Data records:
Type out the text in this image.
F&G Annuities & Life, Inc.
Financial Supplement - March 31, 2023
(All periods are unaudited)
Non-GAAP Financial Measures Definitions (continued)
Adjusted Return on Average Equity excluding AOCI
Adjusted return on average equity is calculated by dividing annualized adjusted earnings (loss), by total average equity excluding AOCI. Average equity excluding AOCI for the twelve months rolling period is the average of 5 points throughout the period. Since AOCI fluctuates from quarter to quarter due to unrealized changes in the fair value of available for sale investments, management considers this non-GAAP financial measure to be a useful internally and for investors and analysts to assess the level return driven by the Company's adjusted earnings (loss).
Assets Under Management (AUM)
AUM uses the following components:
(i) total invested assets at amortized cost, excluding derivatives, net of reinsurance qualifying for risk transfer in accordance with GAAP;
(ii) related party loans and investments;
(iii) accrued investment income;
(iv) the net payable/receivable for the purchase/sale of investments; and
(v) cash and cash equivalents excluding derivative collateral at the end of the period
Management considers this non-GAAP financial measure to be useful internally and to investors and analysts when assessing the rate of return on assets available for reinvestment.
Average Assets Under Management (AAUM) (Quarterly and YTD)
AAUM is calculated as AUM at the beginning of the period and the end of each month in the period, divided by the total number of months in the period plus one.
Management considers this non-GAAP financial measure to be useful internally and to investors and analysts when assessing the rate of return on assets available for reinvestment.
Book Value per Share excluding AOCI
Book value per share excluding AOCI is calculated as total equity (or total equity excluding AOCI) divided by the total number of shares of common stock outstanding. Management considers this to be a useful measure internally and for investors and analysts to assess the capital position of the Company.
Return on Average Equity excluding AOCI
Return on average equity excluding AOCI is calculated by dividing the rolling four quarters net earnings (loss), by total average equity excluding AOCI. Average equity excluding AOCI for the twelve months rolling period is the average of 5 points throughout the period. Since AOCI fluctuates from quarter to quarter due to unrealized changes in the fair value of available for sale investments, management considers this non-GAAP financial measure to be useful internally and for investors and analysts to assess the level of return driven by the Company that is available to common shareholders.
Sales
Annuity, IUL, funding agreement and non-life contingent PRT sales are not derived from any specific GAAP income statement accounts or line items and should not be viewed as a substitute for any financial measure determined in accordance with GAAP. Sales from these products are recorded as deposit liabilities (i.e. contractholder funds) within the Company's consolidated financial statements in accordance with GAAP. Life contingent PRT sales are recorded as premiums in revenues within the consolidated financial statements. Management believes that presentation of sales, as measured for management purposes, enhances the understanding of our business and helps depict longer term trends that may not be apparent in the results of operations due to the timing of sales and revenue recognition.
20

TASK PROMPT
Make an exact copy of all the data.

SOLUTION BELOW
Type out the text in this image.
F&G Annuities & Life, Inc.
Financial Supplement - March 31, 2023
(All periods are unaudited)
Non-GAAP Financial Measures Definitions (continued)
Adjusted Return on Average Equity excluding AOCI
Adjusted return on average equity is calculated by dividing annualized adjusted earnings (loss), by total average equity excluding AOCI. Average equity excluding AOCI for the twelve months rolling period is the average of 5 points throughout the period. Since AOCI fluctuates from quarter to quarter due to unrealized changes in the fair value of available for sale investments, management considers this non-GAAP financial measure to be a useful internally and for investors and analysts to assess the level return driven by the Company's adjusted earnings (loss).
Assets Under Management (AUM)
AUM uses the following components:
(i) total invested assets at amortized cost, excluding derivatives, net of reinsurance qualifying for risk transfer in accordance with GAAP;
(ii) related party loans and investments;
(iii) accrued investment income;
(iv) the net payable/receivable for the purchase/sale of investments; and
(v) cash and cash equivalents excluding derivative collateral at the end of the period
Management considers this non-GAAP financial measure to be useful internally and to investors and analysts when assessing the rate of return on assets available for reinvestment.
Average Assets Under Management (AAUM) (Quarterly and YTD)
AAUM is calculated as AUM at the beginning of the period and the end of each month in the period, divided by the total number of months in the period plus one.
Management considers this non-GAAP financial measure to be useful internally and to investors and analysts when assessing the rate of return on assets available for reinvestment.
Book Value per Share excluding AOCI
Book value per share excluding AOCI is calculated as total equity (or total equity excluding AOCI) divided by the total number of shares of common stock outstanding. Management considers this to be a useful measure internally and for investors and analysts to assess the capital position of the Company.
Return on Average Equity excluding AOCI
Return on average equity excluding AOCI is calculated by dividing the rolling four quarters net earnings (loss), by total average equity excluding AOCI. Average equity excluding AOCI for the twelve months rolling period is the average of 5 points throughout the period. Since AOCI fluctuates from quarter to quarter due to unrealized changes in the fair value of available for sale investments, management considers this non-GAAP financial measure to be useful internally and for investors and analysts to assess the level of return driven by the Company that is available to common shareholders.
Sales
Annuity, IUL, funding agreement and non-life contingent PRT sales are not derived from any specific GAAP income statement accounts or line items and should not be viewed as a substitute for any financial measure determined in accordance with GAAP. Sales from these products are recorded as deposit liabilities (i.e. contractholder funds) within the Company's consolidated financial statements in accordance with GAAP. Life contingent PRT sales are recorded as premiums in revenues within the consolidated financial statements. Management believes that presentation of sales, as measured for management purposes, enhances the understanding of our business and helps depict longer term trends that may not be apparent in the results of operations due to the timing of sales and revenue recognition.
20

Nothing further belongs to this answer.